* PROBLEM DESCRIPTION
Count how many lines contain the word "JSON". Respond with the number alone.
##########
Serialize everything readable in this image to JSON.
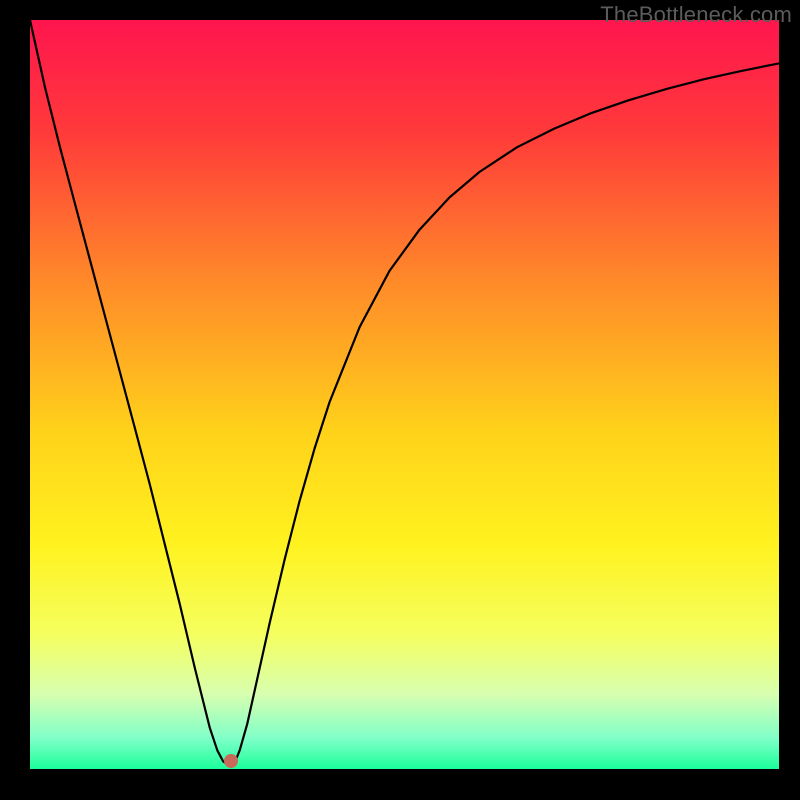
{
  "watermark": {
    "text": "TheBottleneck.com"
  },
  "gradient": {
    "stops": [
      {
        "pos": 0.0,
        "color": "#ff154e"
      },
      {
        "pos": 0.15,
        "color": "#ff3a3a"
      },
      {
        "pos": 0.35,
        "color": "#ff8a29"
      },
      {
        "pos": 0.55,
        "color": "#ffd21a"
      },
      {
        "pos": 0.7,
        "color": "#fff21f"
      },
      {
        "pos": 0.82,
        "color": "#f5ff5f"
      },
      {
        "pos": 0.9,
        "color": "#d8ffb0"
      },
      {
        "pos": 0.96,
        "color": "#7effc8"
      },
      {
        "pos": 1.0,
        "color": "#1aff9a"
      }
    ]
  },
  "marker": {
    "x_frac": 0.268,
    "y_frac": 0.989,
    "color": "#c76a5a"
  },
  "chart_data": {
    "type": "line",
    "title": "",
    "xlabel": "",
    "ylabel": "",
    "xlim": [
      0,
      1
    ],
    "ylim": [
      0,
      1
    ],
    "series": [
      {
        "name": "curve",
        "x": [
          0.0,
          0.02,
          0.04,
          0.06,
          0.08,
          0.1,
          0.12,
          0.14,
          0.16,
          0.18,
          0.2,
          0.22,
          0.24,
          0.25,
          0.258,
          0.266,
          0.274,
          0.28,
          0.29,
          0.3,
          0.32,
          0.34,
          0.36,
          0.38,
          0.4,
          0.44,
          0.48,
          0.52,
          0.56,
          0.6,
          0.65,
          0.7,
          0.75,
          0.8,
          0.85,
          0.9,
          0.95,
          1.0
        ],
        "y": [
          1.0,
          0.91,
          0.83,
          0.755,
          0.68,
          0.605,
          0.53,
          0.455,
          0.38,
          0.3,
          0.22,
          0.135,
          0.055,
          0.025,
          0.01,
          0.005,
          0.01,
          0.025,
          0.06,
          0.105,
          0.195,
          0.28,
          0.358,
          0.428,
          0.49,
          0.59,
          0.665,
          0.72,
          0.763,
          0.797,
          0.83,
          0.855,
          0.876,
          0.893,
          0.908,
          0.921,
          0.932,
          0.942
        ]
      }
    ]
  }
}
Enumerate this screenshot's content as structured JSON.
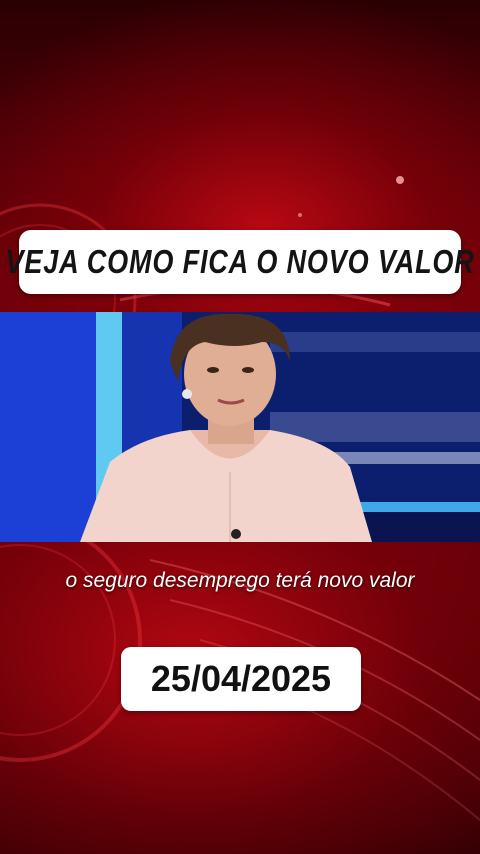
{
  "overlay": {
    "title": "VEJA COMO FICA O NOVO VALOR",
    "caption": "o seguro desemprego terá novo valor",
    "date": "25/04/2025"
  },
  "colors": {
    "background_red": "#8a000e",
    "text_box": "#ffffff",
    "video_blue": "#1b3fd0"
  }
}
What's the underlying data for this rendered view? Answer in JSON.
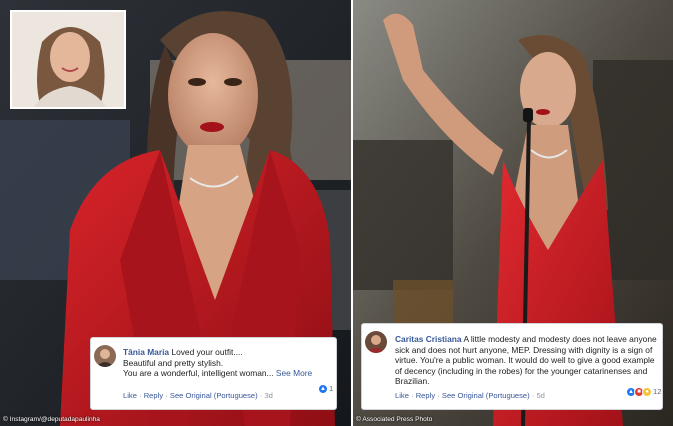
{
  "comments": {
    "left": {
      "author": "Tânia Maria",
      "text_line1": "Loved your outfit....",
      "text_line2": "Beautiful and pretty stylish.",
      "text_line3": "You are a wonderful, intelligent woman...",
      "see_more": "See More",
      "like": "Like",
      "reply": "Reply",
      "see_original": "See Original (Portuguese)",
      "age": "3d",
      "reaction_count": "1"
    },
    "right": {
      "author": "Caritas Cristiana",
      "text": "A little modesty and modesty does not leave anyone sick and does not hurt anyone, MEP. Dressing with dignity is a sign of virtue. You're a public woman. It would do well to give a good example of decency (including in the robes) for the younger catarinenses and Brazilian.",
      "like": "Like",
      "reply": "Reply",
      "see_original": "See Original (Portuguese)",
      "age": "5d",
      "reaction_count": "12"
    }
  },
  "credits": {
    "left": "© Instagram/@deputadapaulinha",
    "right": "© Associated Press Photo"
  },
  "colors": {
    "dress_red": "#c8161d",
    "facebook_link": "#385898"
  }
}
##########
* EXPECTED ANSWER
3